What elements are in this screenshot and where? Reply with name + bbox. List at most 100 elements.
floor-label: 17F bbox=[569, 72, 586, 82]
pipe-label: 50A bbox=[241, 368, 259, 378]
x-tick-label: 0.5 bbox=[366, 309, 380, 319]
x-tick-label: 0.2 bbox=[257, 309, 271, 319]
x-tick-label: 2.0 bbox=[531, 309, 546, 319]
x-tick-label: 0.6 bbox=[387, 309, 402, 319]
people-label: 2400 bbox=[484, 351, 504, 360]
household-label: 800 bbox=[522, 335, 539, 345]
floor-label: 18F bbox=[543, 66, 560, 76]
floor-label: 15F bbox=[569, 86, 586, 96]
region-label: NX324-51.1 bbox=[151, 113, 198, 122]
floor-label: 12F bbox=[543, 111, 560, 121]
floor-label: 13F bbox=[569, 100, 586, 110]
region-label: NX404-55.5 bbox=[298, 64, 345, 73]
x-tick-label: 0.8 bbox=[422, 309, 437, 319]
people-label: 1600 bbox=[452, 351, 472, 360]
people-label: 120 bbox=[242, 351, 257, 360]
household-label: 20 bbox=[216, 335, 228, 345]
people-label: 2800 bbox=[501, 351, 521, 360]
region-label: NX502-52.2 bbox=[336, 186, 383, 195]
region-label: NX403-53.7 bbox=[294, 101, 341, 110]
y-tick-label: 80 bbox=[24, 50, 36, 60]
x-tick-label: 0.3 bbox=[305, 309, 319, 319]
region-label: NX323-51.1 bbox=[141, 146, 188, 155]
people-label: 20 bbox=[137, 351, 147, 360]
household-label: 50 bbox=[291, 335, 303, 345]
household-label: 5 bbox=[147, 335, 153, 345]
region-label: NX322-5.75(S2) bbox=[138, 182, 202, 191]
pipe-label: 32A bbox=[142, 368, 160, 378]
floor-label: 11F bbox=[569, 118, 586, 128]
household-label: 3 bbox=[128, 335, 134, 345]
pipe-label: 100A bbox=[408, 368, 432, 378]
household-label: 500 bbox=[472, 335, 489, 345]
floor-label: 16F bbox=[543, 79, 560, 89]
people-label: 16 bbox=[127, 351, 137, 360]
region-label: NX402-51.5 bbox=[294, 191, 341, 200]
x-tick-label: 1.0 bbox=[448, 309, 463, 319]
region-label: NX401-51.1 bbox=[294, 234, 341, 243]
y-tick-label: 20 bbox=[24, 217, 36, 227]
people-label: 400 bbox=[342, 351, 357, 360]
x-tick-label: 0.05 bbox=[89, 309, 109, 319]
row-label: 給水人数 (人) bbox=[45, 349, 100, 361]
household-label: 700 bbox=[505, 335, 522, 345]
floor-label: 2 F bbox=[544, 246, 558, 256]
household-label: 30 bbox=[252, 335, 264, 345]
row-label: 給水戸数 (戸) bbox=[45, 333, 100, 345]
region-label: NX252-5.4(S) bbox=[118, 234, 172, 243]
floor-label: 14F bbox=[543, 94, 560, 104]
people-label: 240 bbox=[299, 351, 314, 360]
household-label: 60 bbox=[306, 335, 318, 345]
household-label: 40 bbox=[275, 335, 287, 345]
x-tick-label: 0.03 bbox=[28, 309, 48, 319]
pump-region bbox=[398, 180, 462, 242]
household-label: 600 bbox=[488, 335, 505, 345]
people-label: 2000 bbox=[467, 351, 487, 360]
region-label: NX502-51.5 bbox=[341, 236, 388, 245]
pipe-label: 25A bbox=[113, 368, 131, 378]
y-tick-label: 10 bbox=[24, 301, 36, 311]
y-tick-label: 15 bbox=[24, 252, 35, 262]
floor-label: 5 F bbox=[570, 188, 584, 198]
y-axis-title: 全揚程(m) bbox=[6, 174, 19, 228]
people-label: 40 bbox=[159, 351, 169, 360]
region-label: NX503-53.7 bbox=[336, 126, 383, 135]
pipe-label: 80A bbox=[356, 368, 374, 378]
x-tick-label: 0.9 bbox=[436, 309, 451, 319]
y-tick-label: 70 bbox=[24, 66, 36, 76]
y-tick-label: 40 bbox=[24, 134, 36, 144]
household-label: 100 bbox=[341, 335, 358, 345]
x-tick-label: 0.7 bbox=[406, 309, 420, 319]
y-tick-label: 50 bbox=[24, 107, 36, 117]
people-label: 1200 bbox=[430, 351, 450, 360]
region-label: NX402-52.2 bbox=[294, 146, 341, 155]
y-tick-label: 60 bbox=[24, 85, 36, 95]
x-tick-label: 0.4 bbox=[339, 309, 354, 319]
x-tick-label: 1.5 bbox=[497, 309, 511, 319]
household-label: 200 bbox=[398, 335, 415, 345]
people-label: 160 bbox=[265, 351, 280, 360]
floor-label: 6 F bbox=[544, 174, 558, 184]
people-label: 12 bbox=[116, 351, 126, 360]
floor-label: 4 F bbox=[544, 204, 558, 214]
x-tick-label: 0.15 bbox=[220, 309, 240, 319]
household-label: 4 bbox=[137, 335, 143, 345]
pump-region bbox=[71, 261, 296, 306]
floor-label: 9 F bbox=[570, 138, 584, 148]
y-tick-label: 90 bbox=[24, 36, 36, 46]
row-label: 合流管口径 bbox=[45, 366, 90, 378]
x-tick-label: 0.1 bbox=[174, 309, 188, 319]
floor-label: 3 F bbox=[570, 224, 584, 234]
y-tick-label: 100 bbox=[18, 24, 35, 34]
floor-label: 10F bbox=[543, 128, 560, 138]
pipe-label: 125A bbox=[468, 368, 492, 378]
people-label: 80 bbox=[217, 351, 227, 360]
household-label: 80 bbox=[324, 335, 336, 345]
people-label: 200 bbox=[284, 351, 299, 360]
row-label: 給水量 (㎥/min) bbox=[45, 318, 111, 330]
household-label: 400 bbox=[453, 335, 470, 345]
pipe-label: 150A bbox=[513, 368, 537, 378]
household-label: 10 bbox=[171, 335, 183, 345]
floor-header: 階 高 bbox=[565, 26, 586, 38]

......

§ WORK REQUIRED: Rewrite the rows above, putting "unit-label" wherever "household-label" appears and leaving everything else unchanged.

§ THE REPLY:
What elements are in this screenshot and where? Reply with name + bbox. List at most 100 elements.
floor-label: 17F bbox=[569, 72, 586, 82]
pipe-label: 50A bbox=[241, 368, 259, 378]
x-tick-label: 0.5 bbox=[366, 309, 380, 319]
x-tick-label: 0.2 bbox=[257, 309, 271, 319]
x-tick-label: 2.0 bbox=[531, 309, 546, 319]
x-tick-label: 0.6 bbox=[387, 309, 402, 319]
people-label: 2400 bbox=[484, 351, 504, 360]
unit-label: 800 bbox=[522, 335, 539, 345]
floor-label: 18F bbox=[543, 66, 560, 76]
floor-label: 15F bbox=[569, 86, 586, 96]
region-label: NX324-51.1 bbox=[151, 113, 198, 122]
floor-label: 12F bbox=[543, 111, 560, 121]
floor-label: 13F bbox=[569, 100, 586, 110]
region-label: NX404-55.5 bbox=[298, 64, 345, 73]
x-tick-label: 0.8 bbox=[422, 309, 437, 319]
people-label: 1600 bbox=[452, 351, 472, 360]
people-label: 120 bbox=[242, 351, 257, 360]
unit-label: 20 bbox=[216, 335, 228, 345]
people-label: 2800 bbox=[501, 351, 521, 360]
region-label: NX502-52.2 bbox=[336, 186, 383, 195]
region-label: NX403-53.7 bbox=[294, 101, 341, 110]
y-tick-label: 80 bbox=[24, 50, 36, 60]
x-tick-label: 0.3 bbox=[305, 309, 319, 319]
region-label: NX323-51.1 bbox=[141, 146, 188, 155]
people-label: 20 bbox=[137, 351, 147, 360]
unit-label: 50 bbox=[291, 335, 303, 345]
unit-label: 5 bbox=[147, 335, 153, 345]
region-label: NX322-5.75(S2) bbox=[138, 182, 202, 191]
pipe-label: 32A bbox=[142, 368, 160, 378]
floor-label: 11F bbox=[569, 118, 586, 128]
unit-label: 3 bbox=[128, 335, 134, 345]
pipe-label: 100A bbox=[408, 368, 432, 378]
unit-label: 500 bbox=[472, 335, 489, 345]
floor-label: 16F bbox=[543, 79, 560, 89]
people-label: 16 bbox=[127, 351, 137, 360]
region-label: NX402-51.5 bbox=[294, 191, 341, 200]
x-tick-label: 1.0 bbox=[448, 309, 463, 319]
region-label: NX401-51.1 bbox=[294, 234, 341, 243]
y-tick-label: 20 bbox=[24, 217, 36, 227]
people-label: 400 bbox=[342, 351, 357, 360]
x-tick-label: 0.05 bbox=[89, 309, 109, 319]
row-label: 給水人数 (人) bbox=[45, 349, 100, 361]
unit-label: 700 bbox=[505, 335, 522, 345]
floor-label: 2 F bbox=[544, 246, 558, 256]
unit-label: 30 bbox=[252, 335, 264, 345]
row-label: 給水戸数 (戸) bbox=[45, 333, 100, 345]
region-label: NX252-5.4(S) bbox=[118, 234, 172, 243]
floor-label: 14F bbox=[543, 94, 560, 104]
people-label: 240 bbox=[299, 351, 314, 360]
unit-label: 60 bbox=[306, 335, 318, 345]
unit-label: 40 bbox=[275, 335, 287, 345]
x-tick-label: 0.03 bbox=[28, 309, 48, 319]
pump-region bbox=[398, 180, 462, 242]
unit-label: 600 bbox=[488, 335, 505, 345]
people-label: 2000 bbox=[467, 351, 487, 360]
region-label: NX502-51.5 bbox=[341, 236, 388, 245]
pipe-label: 25A bbox=[113, 368, 131, 378]
y-tick-label: 10 bbox=[24, 301, 36, 311]
y-tick-label: 15 bbox=[24, 252, 35, 262]
floor-label: 5 F bbox=[570, 188, 584, 198]
y-axis-title: 全揚程(m) bbox=[6, 174, 19, 228]
people-label: 40 bbox=[159, 351, 169, 360]
region-label: NX503-53.7 bbox=[336, 126, 383, 135]
pipe-label: 80A bbox=[356, 368, 374, 378]
x-tick-label: 0.9 bbox=[436, 309, 451, 319]
y-tick-label: 70 bbox=[24, 66, 36, 76]
y-tick-label: 40 bbox=[24, 134, 36, 144]
unit-label: 100 bbox=[341, 335, 358, 345]
x-tick-label: 0.7 bbox=[406, 309, 420, 319]
y-tick-label: 50 bbox=[24, 107, 36, 117]
people-label: 1200 bbox=[430, 351, 450, 360]
region-label: NX402-52.2 bbox=[294, 146, 341, 155]
y-tick-label: 60 bbox=[24, 85, 36, 95]
x-tick-label: 0.4 bbox=[339, 309, 354, 319]
x-tick-label: 1.5 bbox=[497, 309, 511, 319]
unit-label: 200 bbox=[398, 335, 415, 345]
people-label: 160 bbox=[265, 351, 280, 360]
floor-label: 6 F bbox=[544, 174, 558, 184]
people-label: 12 bbox=[116, 351, 126, 360]
floor-label: 4 F bbox=[544, 204, 558, 214]
x-tick-label: 0.15 bbox=[220, 309, 240, 319]
unit-label: 4 bbox=[137, 335, 143, 345]
pump-region bbox=[71, 261, 296, 306]
floor-label: 9 F bbox=[570, 138, 584, 148]
y-tick-label: 90 bbox=[24, 36, 36, 46]
row-label: 合流管口径 bbox=[45, 366, 90, 378]
x-tick-label: 0.1 bbox=[174, 309, 188, 319]
floor-label: 3 F bbox=[570, 224, 584, 234]
y-tick-label: 100 bbox=[18, 24, 35, 34]
floor-label: 10F bbox=[543, 128, 560, 138]
pipe-label: 125A bbox=[468, 368, 492, 378]
people-label: 80 bbox=[217, 351, 227, 360]
unit-label: 80 bbox=[324, 335, 336, 345]
people-label: 200 bbox=[284, 351, 299, 360]
row-label: 給水量 (㎥/min) bbox=[45, 318, 111, 330]
unit-label: 400 bbox=[453, 335, 470, 345]
pipe-label: 150A bbox=[513, 368, 537, 378]
unit-label: 10 bbox=[171, 335, 183, 345]
floor-header: 階 高 bbox=[565, 26, 586, 38]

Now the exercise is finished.